- [EXERCISE]: Return every record below exactly as written, but leave out the pictures.

════════════════

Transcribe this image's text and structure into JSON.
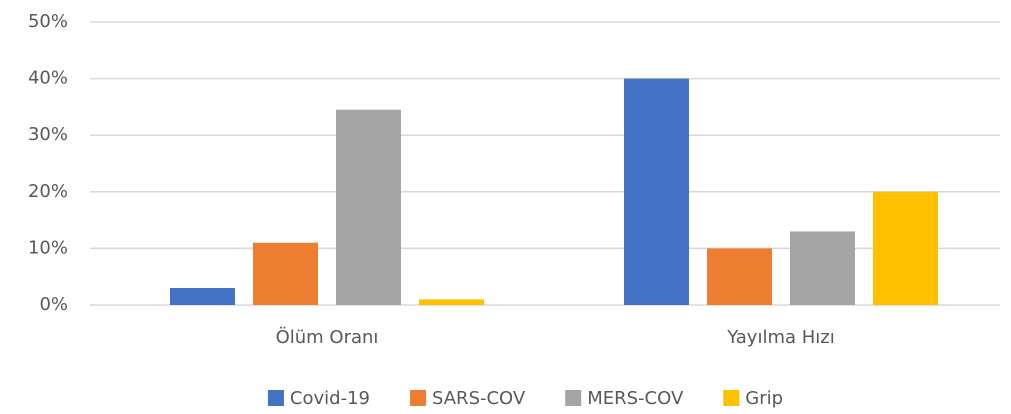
{
  "chart_data": {
    "type": "bar",
    "categories": [
      "Ölüm Oranı",
      "Yayılma Hızı"
    ],
    "series": [
      {
        "name": "Covid-19",
        "color": "#4472c4",
        "values": [
          3,
          40
        ]
      },
      {
        "name": "SARS-COV",
        "color": "#ed7d31",
        "values": [
          11,
          10
        ]
      },
      {
        "name": "MERS-COV",
        "color": "#a5a5a5",
        "values": [
          34.5,
          13
        ]
      },
      {
        "name": "Grip",
        "color": "#ffc000",
        "values": [
          1,
          20
        ]
      }
    ],
    "ylim": [
      0,
      50
    ],
    "yticks": [
      {
        "value": 0,
        "label": "0%"
      },
      {
        "value": 10,
        "label": "10%"
      },
      {
        "value": 20,
        "label": "20%"
      },
      {
        "value": 30,
        "label": "30%"
      },
      {
        "value": 40,
        "label": "40%"
      },
      {
        "value": 50,
        "label": "50%"
      }
    ],
    "grid": true,
    "legend": "bottom"
  }
}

════════════════

- [CORRECT OUTPUT]:
Transcribe this image's text and structure into JSON.
{
  "chart_data": {
    "type": "bar",
    "categories": [
      "Ölüm Oranı",
      "Yayılma Hızı"
    ],
    "series": [
      {
        "name": "Covid-19",
        "color": "#4472c4",
        "values": [
          3,
          40
        ]
      },
      {
        "name": "SARS-COV",
        "color": "#ed7d31",
        "values": [
          11,
          10
        ]
      },
      {
        "name": "MERS-COV",
        "color": "#a5a5a5",
        "values": [
          34.5,
          13
        ]
      },
      {
        "name": "Grip",
        "color": "#ffc000",
        "values": [
          1,
          20
        ]
      }
    ],
    "ylim": [
      0,
      50
    ],
    "yticks": [
      {
        "value": 0,
        "label": "0%"
      },
      {
        "value": 10,
        "label": "10%"
      },
      {
        "value": 20,
        "label": "20%"
      },
      {
        "value": 30,
        "label": "30%"
      },
      {
        "value": 40,
        "label": "40%"
      },
      {
        "value": 50,
        "label": "50%"
      }
    ],
    "grid": true,
    "legend": "bottom"
  }
}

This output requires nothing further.